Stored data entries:
+ + + +

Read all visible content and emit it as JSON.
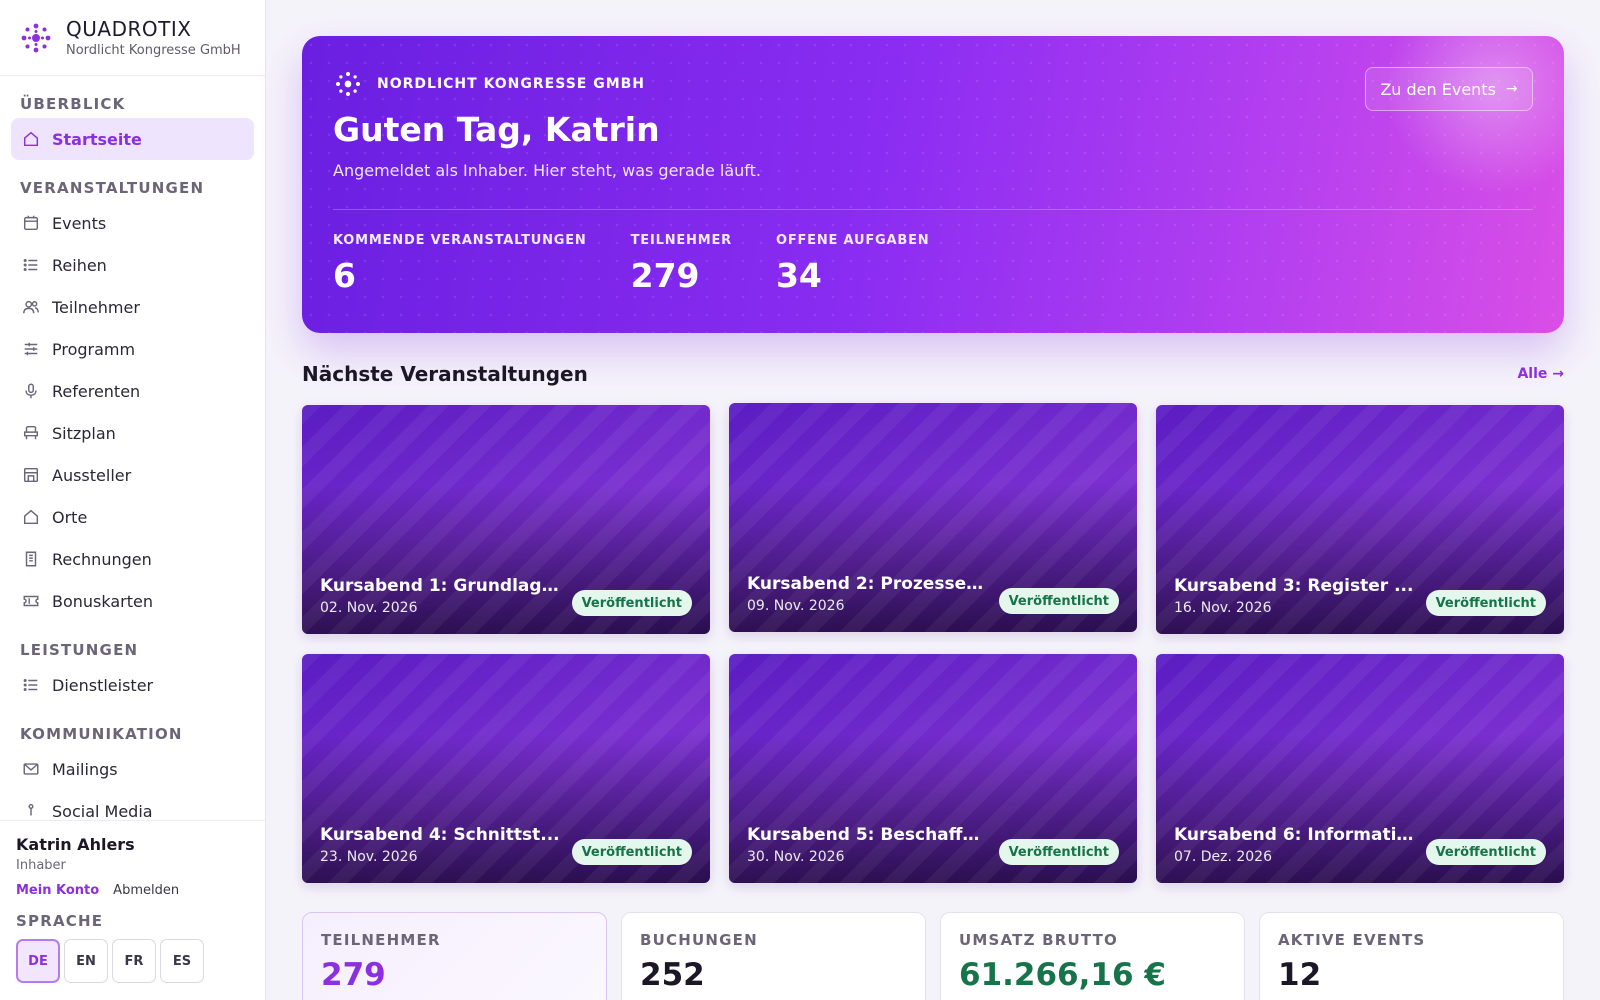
{
  "brand": {
    "name": "QUADROTIX",
    "company": "Nordlicht Kongresse GmbH",
    "accent": "#8b2fe0"
  },
  "nav": {
    "sections": [
      {
        "title": "ÜBERBLICK",
        "items": [
          {
            "label": "Startseite",
            "icon": "home-icon",
            "active": true
          }
        ]
      },
      {
        "title": "VERANSTALTUNGEN",
        "items": [
          {
            "label": "Events",
            "icon": "calendar-icon"
          },
          {
            "label": "Reihen",
            "icon": "list-icon"
          },
          {
            "label": "Teilnehmer",
            "icon": "users-icon"
          },
          {
            "label": "Programm",
            "icon": "sliders-icon"
          },
          {
            "label": "Referenten",
            "icon": "microphone-icon"
          },
          {
            "label": "Sitzplan",
            "icon": "seat-icon"
          },
          {
            "label": "Aussteller",
            "icon": "store-icon"
          },
          {
            "label": "Orte",
            "icon": "home-icon"
          },
          {
            "label": "Rechnungen",
            "icon": "receipt-icon"
          },
          {
            "label": "Bonuskarten",
            "icon": "ticket-icon"
          }
        ]
      },
      {
        "title": "LEISTUNGEN",
        "items": [
          {
            "label": "Dienstleister",
            "icon": "list-icon"
          }
        ]
      },
      {
        "title": "KOMMUNIKATION",
        "items": [
          {
            "label": "Mailings",
            "icon": "mail-icon"
          },
          {
            "label": "Social Media",
            "icon": "share-icon"
          }
        ]
      }
    ]
  },
  "user": {
    "name": "Katrin Ahlers",
    "role": "Inhaber",
    "account_label": "Mein Konto",
    "logout_label": "Abmelden"
  },
  "language": {
    "title": "SPRACHE",
    "options": [
      "DE",
      "EN",
      "FR",
      "ES"
    ],
    "selected": "DE"
  },
  "hero": {
    "org": "NORDLICHT KONGRESSE GMBH",
    "title": "Guten Tag, Katrin",
    "subtitle": "Angemeldet als Inhaber. Hier steht, was gerade läuft.",
    "button": "Zu den Events",
    "stats": [
      {
        "label": "KOMMENDE VERANSTALTUNGEN",
        "value": "6"
      },
      {
        "label": "TEILNEHMER",
        "value": "279"
      },
      {
        "label": "OFFENE AUFGABEN",
        "value": "34"
      }
    ]
  },
  "upcoming": {
    "title": "Nächste Veranstaltungen",
    "link": "Alle",
    "events": [
      {
        "title": "Kursabend 1: Grundlag...",
        "date": "02. Nov. 2026",
        "status": "Veröffentlicht"
      },
      {
        "title": "Kursabend 2: Prozesse ...",
        "date": "09. Nov. 2026",
        "status": "Veröffentlicht"
      },
      {
        "title": "Kursabend 3: Register ...",
        "date": "16. Nov. 2026",
        "status": "Veröffentlicht"
      },
      {
        "title": "Kursabend 4: Schnittst...",
        "date": "23. Nov. 2026",
        "status": "Veröffentlicht"
      },
      {
        "title": "Kursabend 5: Beschaffu...",
        "date": "30. Nov. 2026",
        "status": "Veröffentlicht"
      },
      {
        "title": "Kursabend 6: Informati...",
        "date": "07. Dez. 2026",
        "status": "Veröffentlicht"
      }
    ]
  },
  "stats": [
    {
      "label": "TEILNEHMER",
      "value": "279",
      "color": "#8b2fe0"
    },
    {
      "label": "BUCHUNGEN",
      "value": "252",
      "color": "#1b1726"
    },
    {
      "label": "UMSATZ BRUTTO",
      "value": "61.266,16 €",
      "color": "#17734a"
    },
    {
      "label": "AKTIVE EVENTS",
      "value": "12",
      "color": "#1b1726"
    }
  ]
}
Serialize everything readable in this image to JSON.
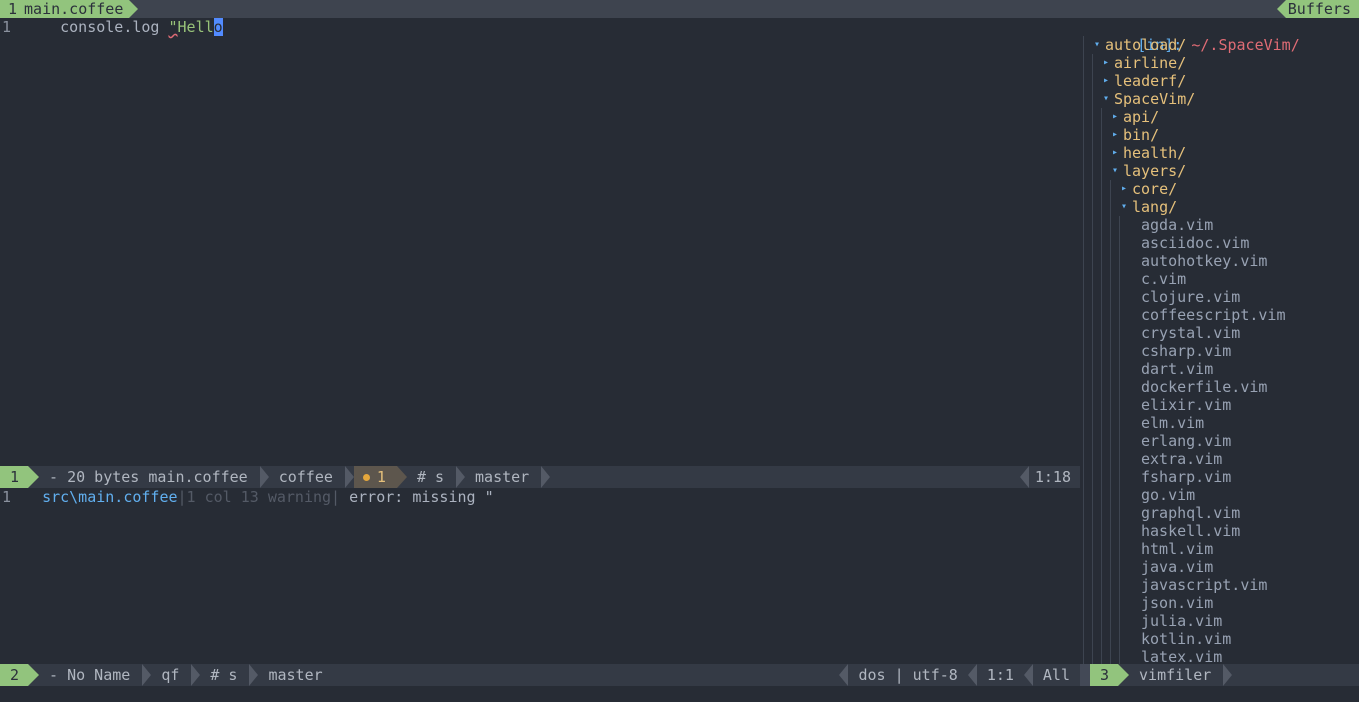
{
  "tabline": {
    "active_tab": {
      "number": "1",
      "label": "main.coffee"
    },
    "right_label": "Buffers"
  },
  "editor": {
    "lines": [
      {
        "number": "1",
        "indent": "    ",
        "code_prefix": "console.log ",
        "string_quote": "\"",
        "string_body": "Hell",
        "cursor_char": "o"
      }
    ]
  },
  "statusline_main": {
    "window_number": "1",
    "file_info": "- 20 bytes main.coffee",
    "filetype": "coffee",
    "warning_count": "1",
    "indent_info": "# s",
    "branch": "master",
    "position": "1:18"
  },
  "quickfix": {
    "lines": [
      {
        "number": "1",
        "indent": "  ",
        "file": "src\\main.coffee",
        "meta": "|1 col 13 warning|",
        "message": " error: missing \""
      }
    ]
  },
  "statusline_quickfix": {
    "window_number": "2",
    "file_info": "- No Name",
    "filetype": "qf",
    "indent_info": "# s",
    "branch": "master",
    "fileformat": "dos | utf-8",
    "position": "1:1",
    "scroll": "All"
  },
  "statusline_tree": {
    "window_number": "3",
    "label": "vimfiler"
  },
  "filetree": {
    "header_prefix": "[in]: ",
    "header_path": "~/.SpaceVim/",
    "rows": [
      {
        "depth": 0,
        "marker": "open",
        "name": "autoload/",
        "kind": "dir"
      },
      {
        "depth": 1,
        "marker": "closed",
        "name": "airline/",
        "kind": "dir"
      },
      {
        "depth": 1,
        "marker": "closed",
        "name": "leaderf/",
        "kind": "dir"
      },
      {
        "depth": 1,
        "marker": "open",
        "name": "SpaceVim/",
        "kind": "dir"
      },
      {
        "depth": 2,
        "marker": "closed",
        "name": "api/",
        "kind": "dir"
      },
      {
        "depth": 2,
        "marker": "closed",
        "name": "bin/",
        "kind": "dir"
      },
      {
        "depth": 2,
        "marker": "closed",
        "name": "health/",
        "kind": "dir"
      },
      {
        "depth": 2,
        "marker": "open",
        "name": "layers/",
        "kind": "dir"
      },
      {
        "depth": 3,
        "marker": "closed",
        "name": "core/",
        "kind": "dir"
      },
      {
        "depth": 3,
        "marker": "open",
        "name": "lang/",
        "kind": "dir"
      },
      {
        "depth": 4,
        "marker": "none",
        "name": "agda.vim",
        "kind": "file"
      },
      {
        "depth": 4,
        "marker": "none",
        "name": "asciidoc.vim",
        "kind": "file"
      },
      {
        "depth": 4,
        "marker": "none",
        "name": "autohotkey.vim",
        "kind": "file"
      },
      {
        "depth": 4,
        "marker": "none",
        "name": "c.vim",
        "kind": "file"
      },
      {
        "depth": 4,
        "marker": "none",
        "name": "clojure.vim",
        "kind": "file"
      },
      {
        "depth": 4,
        "marker": "none",
        "name": "coffeescript.vim",
        "kind": "file"
      },
      {
        "depth": 4,
        "marker": "none",
        "name": "crystal.vim",
        "kind": "file"
      },
      {
        "depth": 4,
        "marker": "none",
        "name": "csharp.vim",
        "kind": "file"
      },
      {
        "depth": 4,
        "marker": "none",
        "name": "dart.vim",
        "kind": "file"
      },
      {
        "depth": 4,
        "marker": "none",
        "name": "dockerfile.vim",
        "kind": "file"
      },
      {
        "depth": 4,
        "marker": "none",
        "name": "elixir.vim",
        "kind": "file"
      },
      {
        "depth": 4,
        "marker": "none",
        "name": "elm.vim",
        "kind": "file"
      },
      {
        "depth": 4,
        "marker": "none",
        "name": "erlang.vim",
        "kind": "file"
      },
      {
        "depth": 4,
        "marker": "none",
        "name": "extra.vim",
        "kind": "file"
      },
      {
        "depth": 4,
        "marker": "none",
        "name": "fsharp.vim",
        "kind": "file"
      },
      {
        "depth": 4,
        "marker": "none",
        "name": "go.vim",
        "kind": "file"
      },
      {
        "depth": 4,
        "marker": "none",
        "name": "graphql.vim",
        "kind": "file"
      },
      {
        "depth": 4,
        "marker": "none",
        "name": "haskell.vim",
        "kind": "file"
      },
      {
        "depth": 4,
        "marker": "none",
        "name": "html.vim",
        "kind": "file"
      },
      {
        "depth": 4,
        "marker": "none",
        "name": "java.vim",
        "kind": "file"
      },
      {
        "depth": 4,
        "marker": "none",
        "name": "javascript.vim",
        "kind": "file"
      },
      {
        "depth": 4,
        "marker": "none",
        "name": "json.vim",
        "kind": "file"
      },
      {
        "depth": 4,
        "marker": "none",
        "name": "julia.vim",
        "kind": "file"
      },
      {
        "depth": 4,
        "marker": "none",
        "name": "kotlin.vim",
        "kind": "file"
      },
      {
        "depth": 4,
        "marker": "none",
        "name": "latex.vim",
        "kind": "file"
      }
    ],
    "marker_glyphs": {
      "open": "▾",
      "closed": "▸",
      "none": " "
    }
  },
  "colors": {
    "background": "#272c35",
    "statusline_bg": "#343a45",
    "accent_green": "#92c47d",
    "dir_yellow": "#e5c07b",
    "file_gray": "#98a2b3",
    "string_green": "#98c379",
    "cursor_blue": "#528bff",
    "link_blue": "#61afef",
    "path_red": "#e06c75",
    "warn_orange": "#e5a73c"
  }
}
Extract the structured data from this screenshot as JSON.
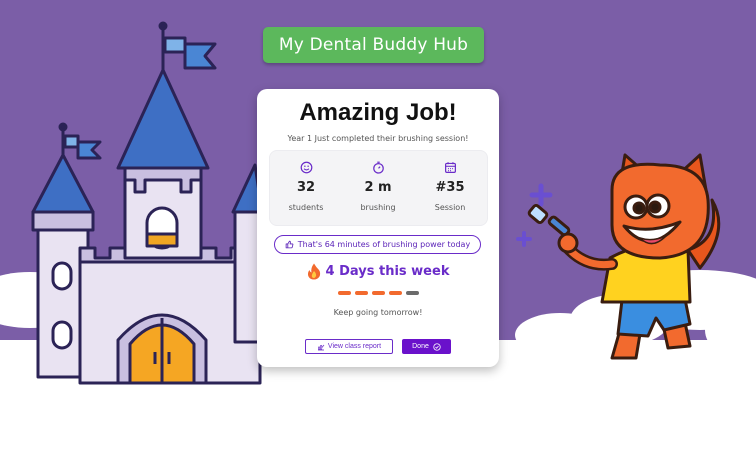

+ + + +

Show all lines above holding "date".

Written response –
        "date": "02. Nov. 2026",
        "date": "09. Nov. 2026",
        "date": "16. Nov. 2026",
        "date": "23. Nov. 2026",
        "date": "30. Nov. 2026",
        "date": "07. Dez. 2026",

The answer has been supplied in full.